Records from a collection
>> Begin

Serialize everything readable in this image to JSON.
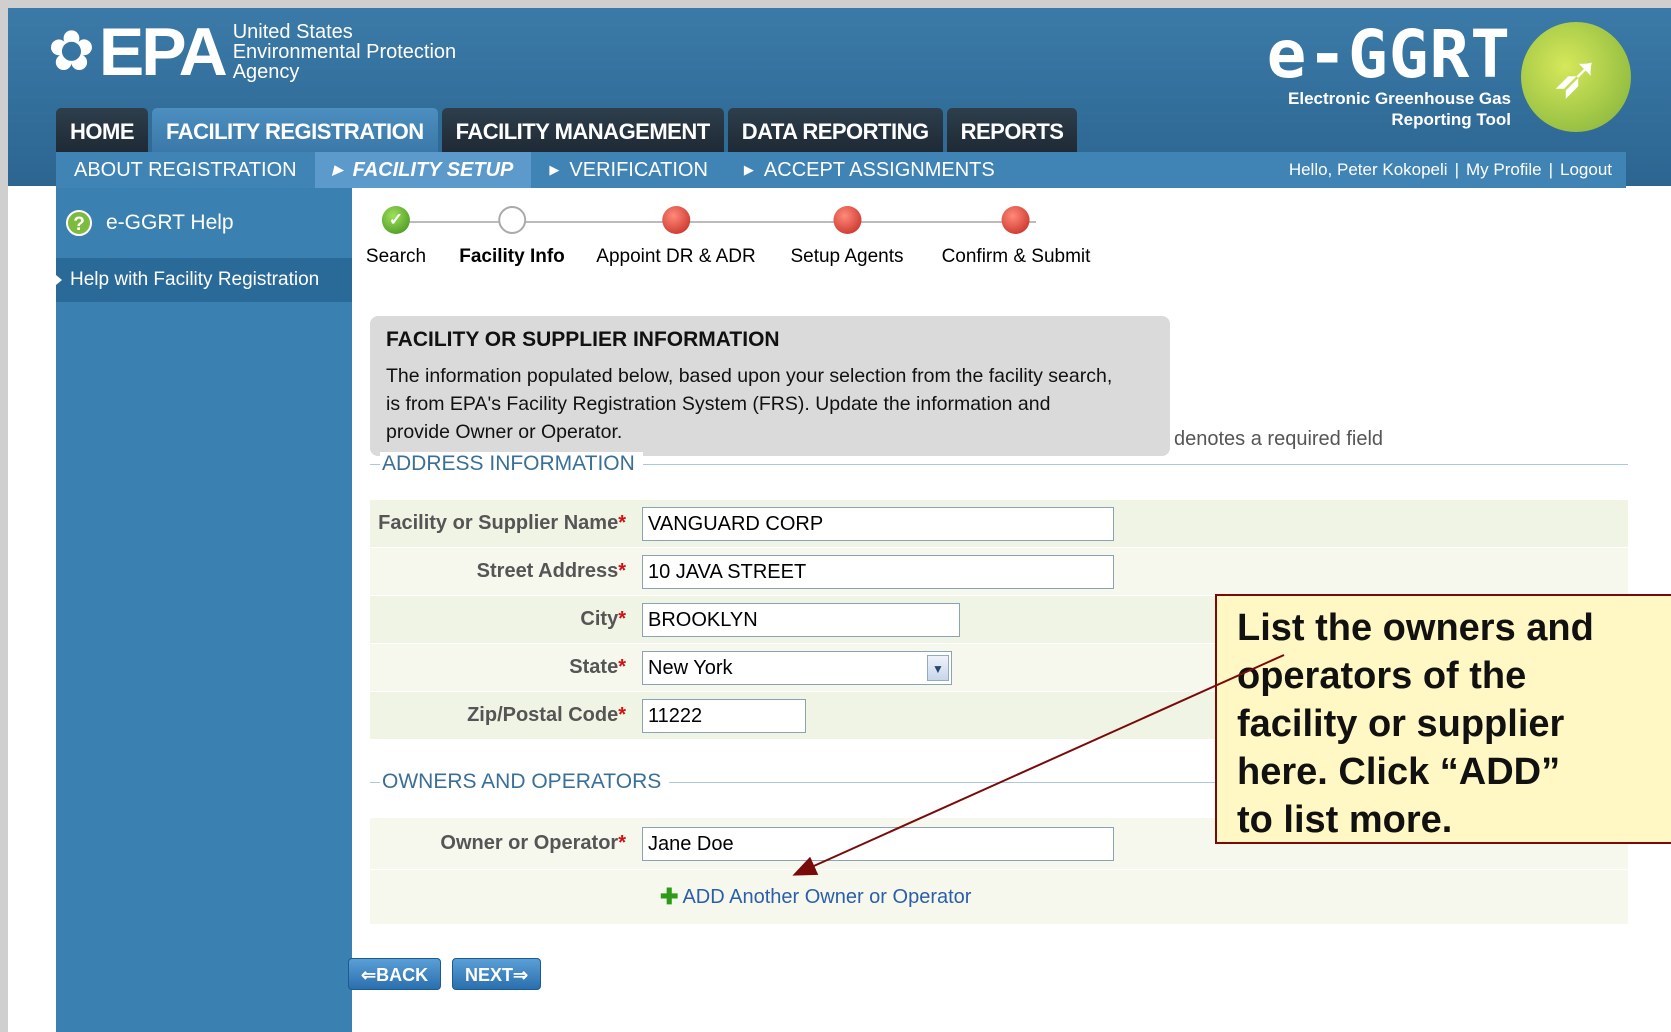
{
  "header": {
    "agency_line1": "United States",
    "agency_line2": "Environmental Protection",
    "agency_line3": "Agency",
    "logo_word": "EPA",
    "app_title": "e-GGRT",
    "app_subtitle1": "Electronic Greenhouse Gas",
    "app_subtitle2": "Reporting Tool"
  },
  "tabs": [
    {
      "label": "HOME"
    },
    {
      "label": "FACILITY REGISTRATION"
    },
    {
      "label": "FACILITY MANAGEMENT"
    },
    {
      "label": "DATA REPORTING"
    },
    {
      "label": "REPORTS"
    }
  ],
  "subnav": [
    {
      "label": "ABOUT REGISTRATION"
    },
    {
      "label": "FACILITY SETUP"
    },
    {
      "label": "VERIFICATION"
    },
    {
      "label": "ACCEPT ASSIGNMENTS"
    }
  ],
  "user": {
    "greeting": "Hello, Peter Kokopeli",
    "profile": "My Profile",
    "logout": "Logout"
  },
  "sidebar": {
    "help_label": "e-GGRT Help",
    "link": "Help with Facility Registration"
  },
  "steps": [
    {
      "label": "Search",
      "state": "done"
    },
    {
      "label": "Facility Info",
      "state": "current"
    },
    {
      "label": "Appoint DR & ADR",
      "state": "todo"
    },
    {
      "label": "Setup Agents",
      "state": "todo"
    },
    {
      "label": "Confirm & Submit",
      "state": "todo"
    }
  ],
  "info": {
    "title": "FACILITY OR SUPPLIER INFORMATION",
    "line1": "The information populated below, based upon your selection from the facility search,",
    "line2": "is from EPA's Facility Registration System (FRS). Update the information and",
    "line3": "provide Owner or Operator."
  },
  "required_note": "denotes a required field",
  "address": {
    "section_title": "ADDRESS INFORMATION",
    "name_label": "Facility or Supplier Name",
    "name_value": "VANGUARD CORP",
    "street_label": "Street Address",
    "street_value": "10 JAVA STREET",
    "city_label": "City",
    "city_value": "BROOKLYN",
    "state_label": "State",
    "state_value": "New York",
    "zip_label": "Zip/Postal Code",
    "zip_value": "11222"
  },
  "owners": {
    "section_title": "OWNERS AND OPERATORS",
    "owner_label": "Owner or Operator",
    "owner_value": "Jane Doe",
    "add_link": "ADD Another Owner or Operator"
  },
  "buttons": {
    "back": "BACK",
    "next": "NEXT"
  },
  "callout": {
    "line1": "List the owners and",
    "line2": "operators of the",
    "line3": "facility or supplier",
    "line4": "here.  Click “ADD”",
    "line5": "to list more."
  },
  "colors": {
    "header_blue": "#2c6590",
    "tab_dark": "#1e2a35",
    "required_star": "#d21010",
    "callout_border": "#7a0a0a"
  }
}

>> End

Copy every line of the data exactly as written, excluding the pictures.

Serialize everything readable in this image to JSON.
{
  "header": {
    "agency_line1": "United States",
    "agency_line2": "Environmental Protection",
    "agency_line3": "Agency",
    "logo_word": "EPA",
    "app_title": "e-GGRT",
    "app_subtitle1": "Electronic Greenhouse Gas",
    "app_subtitle2": "Reporting Tool"
  },
  "tabs": [
    {
      "label": "HOME"
    },
    {
      "label": "FACILITY REGISTRATION"
    },
    {
      "label": "FACILITY MANAGEMENT"
    },
    {
      "label": "DATA REPORTING"
    },
    {
      "label": "REPORTS"
    }
  ],
  "subnav": [
    {
      "label": "ABOUT REGISTRATION"
    },
    {
      "label": "FACILITY SETUP"
    },
    {
      "label": "VERIFICATION"
    },
    {
      "label": "ACCEPT ASSIGNMENTS"
    }
  ],
  "user": {
    "greeting": "Hello, Peter Kokopeli",
    "profile": "My Profile",
    "logout": "Logout"
  },
  "sidebar": {
    "help_label": "e-GGRT Help",
    "link": "Help with Facility Registration"
  },
  "steps": [
    {
      "label": "Search",
      "state": "done"
    },
    {
      "label": "Facility Info",
      "state": "current"
    },
    {
      "label": "Appoint DR & ADR",
      "state": "todo"
    },
    {
      "label": "Setup Agents",
      "state": "todo"
    },
    {
      "label": "Confirm & Submit",
      "state": "todo"
    }
  ],
  "info": {
    "title": "FACILITY OR SUPPLIER INFORMATION",
    "line1": "The information populated below, based upon your selection from the facility search,",
    "line2": "is from EPA's Facility Registration System (FRS). Update the information and",
    "line3": "provide Owner or Operator."
  },
  "required_note": "denotes a required field",
  "address": {
    "section_title": "ADDRESS INFORMATION",
    "name_label": "Facility or Supplier Name",
    "name_value": "VANGUARD CORP",
    "street_label": "Street Address",
    "street_value": "10 JAVA STREET",
    "city_label": "City",
    "city_value": "BROOKLYN",
    "state_label": "State",
    "state_value": "New York",
    "zip_label": "Zip/Postal Code",
    "zip_value": "11222"
  },
  "owners": {
    "section_title": "OWNERS AND OPERATORS",
    "owner_label": "Owner or Operator",
    "owner_value": "Jane Doe",
    "add_link": "ADD Another Owner or Operator"
  },
  "buttons": {
    "back": "BACK",
    "next": "NEXT"
  },
  "callout": {
    "line1": "List the owners and",
    "line2": "operators of the",
    "line3": "facility or supplier",
    "line4": "here.  Click “ADD”",
    "line5": "to list more."
  },
  "colors": {
    "header_blue": "#2c6590",
    "tab_dark": "#1e2a35",
    "required_star": "#d21010",
    "callout_border": "#7a0a0a"
  }
}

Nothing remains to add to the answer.